MATERIAL SUPPLIED:
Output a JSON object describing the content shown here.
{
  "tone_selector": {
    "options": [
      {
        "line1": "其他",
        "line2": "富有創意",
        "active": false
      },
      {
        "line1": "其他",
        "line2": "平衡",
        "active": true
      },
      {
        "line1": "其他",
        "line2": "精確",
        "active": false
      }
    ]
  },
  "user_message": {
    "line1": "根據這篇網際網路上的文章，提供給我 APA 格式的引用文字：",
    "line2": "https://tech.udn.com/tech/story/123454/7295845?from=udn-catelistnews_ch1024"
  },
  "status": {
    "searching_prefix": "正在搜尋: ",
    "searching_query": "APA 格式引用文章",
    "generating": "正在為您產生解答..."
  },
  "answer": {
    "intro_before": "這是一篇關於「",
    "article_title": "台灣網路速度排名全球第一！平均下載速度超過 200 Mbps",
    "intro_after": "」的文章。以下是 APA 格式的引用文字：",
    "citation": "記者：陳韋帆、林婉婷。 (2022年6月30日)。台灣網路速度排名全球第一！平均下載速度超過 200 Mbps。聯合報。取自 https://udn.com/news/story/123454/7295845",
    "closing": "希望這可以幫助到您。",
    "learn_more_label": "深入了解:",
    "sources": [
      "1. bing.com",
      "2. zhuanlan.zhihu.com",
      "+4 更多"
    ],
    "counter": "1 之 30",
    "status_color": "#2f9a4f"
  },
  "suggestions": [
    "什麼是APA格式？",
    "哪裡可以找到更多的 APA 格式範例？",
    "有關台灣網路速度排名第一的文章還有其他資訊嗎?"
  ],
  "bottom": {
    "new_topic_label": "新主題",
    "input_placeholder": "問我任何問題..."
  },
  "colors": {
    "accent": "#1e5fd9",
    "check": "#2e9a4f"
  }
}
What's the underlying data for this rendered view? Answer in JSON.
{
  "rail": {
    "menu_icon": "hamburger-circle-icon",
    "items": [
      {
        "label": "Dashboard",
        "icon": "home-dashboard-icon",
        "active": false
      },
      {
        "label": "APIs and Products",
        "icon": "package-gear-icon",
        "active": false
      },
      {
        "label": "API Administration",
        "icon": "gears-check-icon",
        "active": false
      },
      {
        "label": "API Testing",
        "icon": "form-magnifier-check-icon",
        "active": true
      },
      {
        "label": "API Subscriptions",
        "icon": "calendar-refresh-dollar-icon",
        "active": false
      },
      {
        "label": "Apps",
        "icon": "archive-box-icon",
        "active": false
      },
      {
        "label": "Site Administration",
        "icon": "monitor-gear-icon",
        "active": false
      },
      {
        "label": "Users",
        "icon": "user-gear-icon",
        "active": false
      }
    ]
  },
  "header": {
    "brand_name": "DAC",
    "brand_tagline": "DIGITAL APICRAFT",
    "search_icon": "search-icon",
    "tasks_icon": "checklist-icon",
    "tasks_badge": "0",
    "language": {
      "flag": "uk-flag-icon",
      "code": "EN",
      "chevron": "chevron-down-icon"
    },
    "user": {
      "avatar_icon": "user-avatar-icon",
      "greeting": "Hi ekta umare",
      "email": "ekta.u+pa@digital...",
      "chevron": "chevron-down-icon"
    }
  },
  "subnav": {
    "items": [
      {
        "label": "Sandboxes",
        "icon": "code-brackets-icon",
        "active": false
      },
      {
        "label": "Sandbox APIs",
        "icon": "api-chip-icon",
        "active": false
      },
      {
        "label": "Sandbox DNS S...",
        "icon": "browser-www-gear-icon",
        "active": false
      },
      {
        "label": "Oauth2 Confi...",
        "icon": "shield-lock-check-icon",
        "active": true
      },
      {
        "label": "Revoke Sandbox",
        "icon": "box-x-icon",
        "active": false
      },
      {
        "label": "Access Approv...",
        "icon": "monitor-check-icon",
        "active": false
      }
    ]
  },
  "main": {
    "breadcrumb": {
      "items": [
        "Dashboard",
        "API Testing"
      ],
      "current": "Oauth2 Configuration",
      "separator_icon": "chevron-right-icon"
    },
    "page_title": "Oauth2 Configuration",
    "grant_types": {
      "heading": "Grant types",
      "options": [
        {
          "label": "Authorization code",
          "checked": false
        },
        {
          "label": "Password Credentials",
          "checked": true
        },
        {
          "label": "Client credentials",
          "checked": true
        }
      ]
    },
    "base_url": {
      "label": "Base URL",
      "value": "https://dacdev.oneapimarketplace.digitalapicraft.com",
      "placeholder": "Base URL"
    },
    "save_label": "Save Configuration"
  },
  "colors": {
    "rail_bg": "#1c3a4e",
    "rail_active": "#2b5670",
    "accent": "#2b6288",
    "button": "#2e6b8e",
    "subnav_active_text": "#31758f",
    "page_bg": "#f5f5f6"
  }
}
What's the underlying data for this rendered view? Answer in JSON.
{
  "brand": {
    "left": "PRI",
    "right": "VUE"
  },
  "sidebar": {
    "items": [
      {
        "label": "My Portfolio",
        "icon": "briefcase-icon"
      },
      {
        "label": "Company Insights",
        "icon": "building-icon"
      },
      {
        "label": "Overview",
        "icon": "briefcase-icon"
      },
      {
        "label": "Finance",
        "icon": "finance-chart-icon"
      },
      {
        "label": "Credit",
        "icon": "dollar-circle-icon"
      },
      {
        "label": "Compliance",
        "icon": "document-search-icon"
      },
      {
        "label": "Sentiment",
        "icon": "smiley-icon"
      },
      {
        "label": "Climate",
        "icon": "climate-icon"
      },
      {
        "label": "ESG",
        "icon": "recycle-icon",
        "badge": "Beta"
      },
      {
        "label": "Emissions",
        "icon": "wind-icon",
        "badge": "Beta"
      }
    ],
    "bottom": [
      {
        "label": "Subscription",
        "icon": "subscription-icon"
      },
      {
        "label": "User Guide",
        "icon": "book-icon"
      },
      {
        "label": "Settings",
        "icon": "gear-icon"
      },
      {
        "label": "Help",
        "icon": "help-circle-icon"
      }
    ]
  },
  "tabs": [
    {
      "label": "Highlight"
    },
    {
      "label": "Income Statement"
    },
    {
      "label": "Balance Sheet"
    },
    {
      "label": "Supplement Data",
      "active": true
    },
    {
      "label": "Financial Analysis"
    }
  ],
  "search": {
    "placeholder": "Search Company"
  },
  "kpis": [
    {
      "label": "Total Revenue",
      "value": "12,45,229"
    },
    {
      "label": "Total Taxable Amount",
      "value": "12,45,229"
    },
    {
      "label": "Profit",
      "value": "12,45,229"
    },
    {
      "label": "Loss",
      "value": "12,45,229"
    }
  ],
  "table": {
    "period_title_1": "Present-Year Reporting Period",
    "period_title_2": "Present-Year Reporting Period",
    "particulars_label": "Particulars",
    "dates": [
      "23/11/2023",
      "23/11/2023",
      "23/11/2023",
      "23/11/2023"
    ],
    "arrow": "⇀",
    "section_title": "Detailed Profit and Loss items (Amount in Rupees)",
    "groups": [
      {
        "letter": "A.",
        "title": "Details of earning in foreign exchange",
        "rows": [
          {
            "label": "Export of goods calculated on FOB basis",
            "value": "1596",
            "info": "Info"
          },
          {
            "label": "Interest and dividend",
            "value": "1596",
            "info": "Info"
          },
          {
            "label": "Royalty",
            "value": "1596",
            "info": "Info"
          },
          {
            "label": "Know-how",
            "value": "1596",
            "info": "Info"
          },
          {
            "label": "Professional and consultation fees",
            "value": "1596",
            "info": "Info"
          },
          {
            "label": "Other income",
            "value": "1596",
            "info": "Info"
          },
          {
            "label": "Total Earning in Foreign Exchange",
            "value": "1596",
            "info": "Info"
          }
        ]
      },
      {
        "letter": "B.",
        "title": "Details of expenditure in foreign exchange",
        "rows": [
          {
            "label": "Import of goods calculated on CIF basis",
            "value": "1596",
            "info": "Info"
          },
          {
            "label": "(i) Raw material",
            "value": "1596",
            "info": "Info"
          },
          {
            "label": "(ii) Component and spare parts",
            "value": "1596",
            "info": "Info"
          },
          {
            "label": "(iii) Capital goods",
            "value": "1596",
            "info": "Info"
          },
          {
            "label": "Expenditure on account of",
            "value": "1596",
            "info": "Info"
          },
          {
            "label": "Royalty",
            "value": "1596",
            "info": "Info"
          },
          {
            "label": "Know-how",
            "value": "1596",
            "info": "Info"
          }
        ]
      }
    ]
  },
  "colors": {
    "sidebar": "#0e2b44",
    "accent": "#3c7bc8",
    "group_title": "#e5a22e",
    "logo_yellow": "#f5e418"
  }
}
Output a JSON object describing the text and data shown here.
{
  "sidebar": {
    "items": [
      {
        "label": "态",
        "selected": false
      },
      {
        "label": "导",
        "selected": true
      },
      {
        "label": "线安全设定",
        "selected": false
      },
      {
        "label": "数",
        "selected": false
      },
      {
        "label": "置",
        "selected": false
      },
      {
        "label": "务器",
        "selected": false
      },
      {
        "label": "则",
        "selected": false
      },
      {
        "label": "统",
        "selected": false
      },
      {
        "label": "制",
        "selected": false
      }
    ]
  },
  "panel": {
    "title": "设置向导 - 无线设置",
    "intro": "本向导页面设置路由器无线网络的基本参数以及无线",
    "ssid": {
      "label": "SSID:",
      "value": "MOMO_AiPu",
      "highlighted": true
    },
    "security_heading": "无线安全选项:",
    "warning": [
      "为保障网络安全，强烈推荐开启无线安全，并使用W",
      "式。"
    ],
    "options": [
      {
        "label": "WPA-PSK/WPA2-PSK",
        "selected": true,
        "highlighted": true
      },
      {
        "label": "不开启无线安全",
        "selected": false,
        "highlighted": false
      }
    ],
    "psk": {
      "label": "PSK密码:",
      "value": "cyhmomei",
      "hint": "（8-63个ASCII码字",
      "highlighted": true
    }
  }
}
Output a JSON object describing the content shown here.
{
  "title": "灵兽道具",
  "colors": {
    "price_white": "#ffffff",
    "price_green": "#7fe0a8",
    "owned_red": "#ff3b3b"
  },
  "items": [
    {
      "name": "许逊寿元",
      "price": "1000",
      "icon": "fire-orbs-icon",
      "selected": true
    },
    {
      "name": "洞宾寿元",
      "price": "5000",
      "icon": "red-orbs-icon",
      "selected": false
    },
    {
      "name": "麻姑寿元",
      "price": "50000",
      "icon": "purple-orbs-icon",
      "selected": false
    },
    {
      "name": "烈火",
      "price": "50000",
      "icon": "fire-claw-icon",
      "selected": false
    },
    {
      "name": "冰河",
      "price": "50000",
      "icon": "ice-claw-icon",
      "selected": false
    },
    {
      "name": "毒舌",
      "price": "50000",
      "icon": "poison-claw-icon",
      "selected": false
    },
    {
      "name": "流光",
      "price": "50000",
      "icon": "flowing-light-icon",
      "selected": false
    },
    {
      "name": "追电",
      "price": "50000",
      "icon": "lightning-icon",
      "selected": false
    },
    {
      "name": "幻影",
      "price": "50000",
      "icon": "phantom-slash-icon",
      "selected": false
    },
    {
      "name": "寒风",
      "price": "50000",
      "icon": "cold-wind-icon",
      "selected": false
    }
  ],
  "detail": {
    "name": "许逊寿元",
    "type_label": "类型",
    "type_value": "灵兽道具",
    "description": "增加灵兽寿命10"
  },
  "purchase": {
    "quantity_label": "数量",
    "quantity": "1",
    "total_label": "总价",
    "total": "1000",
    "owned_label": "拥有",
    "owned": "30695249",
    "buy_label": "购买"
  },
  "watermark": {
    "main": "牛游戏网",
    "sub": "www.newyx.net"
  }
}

GOAL: Copy out every line of the material above that mentions the word "calculated".

REPLY:
            "label": "Export of goods calculated on FOB basis",
            "label": "Import of goods calculated on CIF basis",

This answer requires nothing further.